[Figure record extracts]
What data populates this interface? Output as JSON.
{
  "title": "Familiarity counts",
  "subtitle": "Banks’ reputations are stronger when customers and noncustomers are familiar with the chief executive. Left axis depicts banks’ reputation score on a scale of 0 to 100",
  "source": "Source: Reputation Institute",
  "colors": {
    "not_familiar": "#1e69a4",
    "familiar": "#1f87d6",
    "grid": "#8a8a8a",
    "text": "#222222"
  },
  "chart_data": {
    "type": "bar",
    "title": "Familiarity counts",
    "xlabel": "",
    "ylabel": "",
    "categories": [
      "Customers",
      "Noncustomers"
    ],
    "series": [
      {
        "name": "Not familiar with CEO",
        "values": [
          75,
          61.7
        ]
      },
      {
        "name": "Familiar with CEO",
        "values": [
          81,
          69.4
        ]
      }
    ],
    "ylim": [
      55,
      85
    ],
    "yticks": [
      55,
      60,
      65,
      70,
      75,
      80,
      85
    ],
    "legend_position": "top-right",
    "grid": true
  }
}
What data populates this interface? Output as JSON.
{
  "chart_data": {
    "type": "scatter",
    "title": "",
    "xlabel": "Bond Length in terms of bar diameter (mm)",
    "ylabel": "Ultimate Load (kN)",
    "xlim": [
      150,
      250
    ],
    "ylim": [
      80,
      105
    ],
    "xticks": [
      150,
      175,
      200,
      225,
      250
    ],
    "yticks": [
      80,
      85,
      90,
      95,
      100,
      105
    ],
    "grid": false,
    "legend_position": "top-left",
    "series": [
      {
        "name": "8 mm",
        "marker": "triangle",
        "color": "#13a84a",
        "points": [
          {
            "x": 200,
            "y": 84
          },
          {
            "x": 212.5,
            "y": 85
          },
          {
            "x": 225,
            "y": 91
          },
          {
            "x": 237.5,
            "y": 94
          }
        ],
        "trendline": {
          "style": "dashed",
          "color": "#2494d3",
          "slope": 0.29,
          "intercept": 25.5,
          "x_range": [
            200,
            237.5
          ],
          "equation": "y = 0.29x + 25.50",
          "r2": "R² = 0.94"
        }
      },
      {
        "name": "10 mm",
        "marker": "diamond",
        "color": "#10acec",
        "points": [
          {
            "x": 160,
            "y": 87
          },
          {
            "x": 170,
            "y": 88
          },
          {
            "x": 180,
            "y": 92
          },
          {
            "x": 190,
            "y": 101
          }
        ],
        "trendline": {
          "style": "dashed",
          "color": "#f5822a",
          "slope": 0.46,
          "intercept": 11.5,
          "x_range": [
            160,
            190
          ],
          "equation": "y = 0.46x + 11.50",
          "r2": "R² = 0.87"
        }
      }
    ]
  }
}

• _Exercise task_
Gather from the data above every line with the string "counts".

• _Solution for this task_
  "title": "Familiarity counts",
    "title": "Familiarity counts",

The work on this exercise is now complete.